— START OF Input material —
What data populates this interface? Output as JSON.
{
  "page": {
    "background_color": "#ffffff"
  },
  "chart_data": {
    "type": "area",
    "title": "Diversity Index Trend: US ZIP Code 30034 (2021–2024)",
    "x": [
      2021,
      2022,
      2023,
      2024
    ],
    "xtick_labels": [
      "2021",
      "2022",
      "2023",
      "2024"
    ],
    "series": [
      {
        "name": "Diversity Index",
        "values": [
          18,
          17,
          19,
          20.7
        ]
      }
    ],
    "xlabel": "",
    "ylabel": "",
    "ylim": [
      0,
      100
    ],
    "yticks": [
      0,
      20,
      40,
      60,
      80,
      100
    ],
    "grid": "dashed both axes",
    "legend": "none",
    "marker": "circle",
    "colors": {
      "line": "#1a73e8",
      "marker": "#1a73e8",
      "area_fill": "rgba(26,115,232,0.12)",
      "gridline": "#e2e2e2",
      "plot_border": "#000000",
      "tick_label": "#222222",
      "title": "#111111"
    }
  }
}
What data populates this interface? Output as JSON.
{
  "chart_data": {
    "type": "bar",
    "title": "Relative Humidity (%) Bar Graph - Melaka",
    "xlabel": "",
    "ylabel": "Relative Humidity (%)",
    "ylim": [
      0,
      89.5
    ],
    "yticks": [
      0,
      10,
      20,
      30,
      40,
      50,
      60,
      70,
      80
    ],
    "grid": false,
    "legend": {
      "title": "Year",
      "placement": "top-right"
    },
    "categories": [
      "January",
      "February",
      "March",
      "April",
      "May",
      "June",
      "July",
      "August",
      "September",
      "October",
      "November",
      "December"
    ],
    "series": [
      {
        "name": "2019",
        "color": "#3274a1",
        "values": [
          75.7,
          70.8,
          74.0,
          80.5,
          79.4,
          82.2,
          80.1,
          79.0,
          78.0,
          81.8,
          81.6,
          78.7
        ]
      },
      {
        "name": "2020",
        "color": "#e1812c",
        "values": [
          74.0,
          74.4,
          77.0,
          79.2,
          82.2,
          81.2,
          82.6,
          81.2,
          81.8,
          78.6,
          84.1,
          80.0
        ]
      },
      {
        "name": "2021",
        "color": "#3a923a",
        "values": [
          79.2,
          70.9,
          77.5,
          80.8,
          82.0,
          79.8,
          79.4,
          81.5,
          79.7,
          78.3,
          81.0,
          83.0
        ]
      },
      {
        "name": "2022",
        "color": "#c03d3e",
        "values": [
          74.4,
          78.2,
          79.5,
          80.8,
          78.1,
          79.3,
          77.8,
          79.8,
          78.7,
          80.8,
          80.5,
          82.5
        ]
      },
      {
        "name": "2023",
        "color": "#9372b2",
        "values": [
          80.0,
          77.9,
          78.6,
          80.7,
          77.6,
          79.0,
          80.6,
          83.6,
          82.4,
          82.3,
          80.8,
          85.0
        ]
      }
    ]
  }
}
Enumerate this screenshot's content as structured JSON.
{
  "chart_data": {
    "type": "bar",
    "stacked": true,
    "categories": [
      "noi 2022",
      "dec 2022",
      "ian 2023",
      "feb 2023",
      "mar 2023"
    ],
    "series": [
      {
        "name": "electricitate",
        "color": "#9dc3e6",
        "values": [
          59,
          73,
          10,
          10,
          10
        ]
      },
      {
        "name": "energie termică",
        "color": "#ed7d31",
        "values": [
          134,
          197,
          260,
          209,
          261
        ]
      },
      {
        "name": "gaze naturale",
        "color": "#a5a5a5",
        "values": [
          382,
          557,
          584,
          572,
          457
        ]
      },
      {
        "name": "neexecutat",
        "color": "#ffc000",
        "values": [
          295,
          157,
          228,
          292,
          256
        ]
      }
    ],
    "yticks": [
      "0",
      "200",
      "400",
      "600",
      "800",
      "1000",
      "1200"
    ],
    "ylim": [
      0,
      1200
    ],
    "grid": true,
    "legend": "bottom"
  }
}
— END OF Input material —
**Goal:** Take the listing above and set it down exactly.

**Full answer:**
What data populates this interface? Output as JSON.
{
  "page": {
    "background_color": "#ffffff"
  },
  "chart_data": {
    "type": "area",
    "title": "Diversity Index Trend: US ZIP Code 30034 (2021–2024)",
    "x": [
      2021,
      2022,
      2023,
      2024
    ],
    "xtick_labels": [
      "2021",
      "2022",
      "2023",
      "2024"
    ],
    "series": [
      {
        "name": "Diversity Index",
        "values": [
          18,
          17,
          19,
          20.7
        ]
      }
    ],
    "xlabel": "",
    "ylabel": "",
    "ylim": [
      0,
      100
    ],
    "yticks": [
      0,
      20,
      40,
      60,
      80,
      100
    ],
    "grid": "dashed both axes",
    "legend": "none",
    "marker": "circle",
    "colors": {
      "line": "#1a73e8",
      "marker": "#1a73e8",
      "area_fill": "rgba(26,115,232,0.12)",
      "gridline": "#e2e2e2",
      "plot_border": "#000000",
      "tick_label": "#222222",
      "title": "#111111"
    }
  }
}
What data populates this interface? Output as JSON.
{
  "chart_data": {
    "type": "bar",
    "title": "Relative Humidity (%) Bar Graph - Melaka",
    "xlabel": "",
    "ylabel": "Relative Humidity (%)",
    "ylim": [
      0,
      89.5
    ],
    "yticks": [
      0,
      10,
      20,
      30,
      40,
      50,
      60,
      70,
      80
    ],
    "grid": false,
    "legend": {
      "title": "Year",
      "placement": "top-right"
    },
    "categories": [
      "January",
      "February",
      "March",
      "April",
      "May",
      "June",
      "July",
      "August",
      "September",
      "October",
      "November",
      "December"
    ],
    "series": [
      {
        "name": "2019",
        "color": "#3274a1",
        "values": [
          75.7,
          70.8,
          74.0,
          80.5,
          79.4,
          82.2,
          80.1,
          79.0,
          78.0,
          81.8,
          81.6,
          78.7
        ]
      },
      {
        "name": "2020",
        "color": "#e1812c",
        "values": [
          74.0,
          74.4,
          77.0,
          79.2,
          82.2,
          81.2,
          82.6,
          81.2,
          81.8,
          78.6,
          84.1,
          80.0
        ]
      },
      {
        "name": "2021",
        "color": "#3a923a",
        "values": [
          79.2,
          70.9,
          77.5,
          80.8,
          82.0,
          79.8,
          79.4,
          81.5,
          79.7,
          78.3,
          81.0,
          83.0
        ]
      },
      {
        "name": "2022",
        "color": "#c03d3e",
        "values": [
          74.4,
          78.2,
          79.5,
          80.8,
          78.1,
          79.3,
          77.8,
          79.8,
          78.7,
          80.8,
          80.5,
          82.5
        ]
      },
      {
        "name": "2023",
        "color": "#9372b2",
        "values": [
          80.0,
          77.9,
          78.6,
          80.7,
          77.6,
          79.0,
          80.6,
          83.6,
          82.4,
          82.3,
          80.8,
          85.0
        ]
      }
    ]
  }
}
Enumerate this screenshot's content as structured JSON.
{
  "chart_data": {
    "type": "bar",
    "stacked": true,
    "categories": [
      "noi 2022",
      "dec 2022",
      "ian 2023",
      "feb 2023",
      "mar 2023"
    ],
    "series": [
      {
        "name": "electricitate",
        "color": "#9dc3e6",
        "values": [
          59,
          73,
          10,
          10,
          10
        ]
      },
      {
        "name": "energie termică",
        "color": "#ed7d31",
        "values": [
          134,
          197,
          260,
          209,
          261
        ]
      },
      {
        "name": "gaze naturale",
        "color": "#a5a5a5",
        "values": [
          382,
          557,
          584,
          572,
          457
        ]
      },
      {
        "name": "neexecutat",
        "color": "#ffc000",
        "values": [
          295,
          157,
          228,
          292,
          256
        ]
      }
    ],
    "yticks": [
      "0",
      "200",
      "400",
      "600",
      "800",
      "1000",
      "1200"
    ],
    "ylim": [
      0,
      1200
    ],
    "grid": true,
    "legend": "bottom"
  }
}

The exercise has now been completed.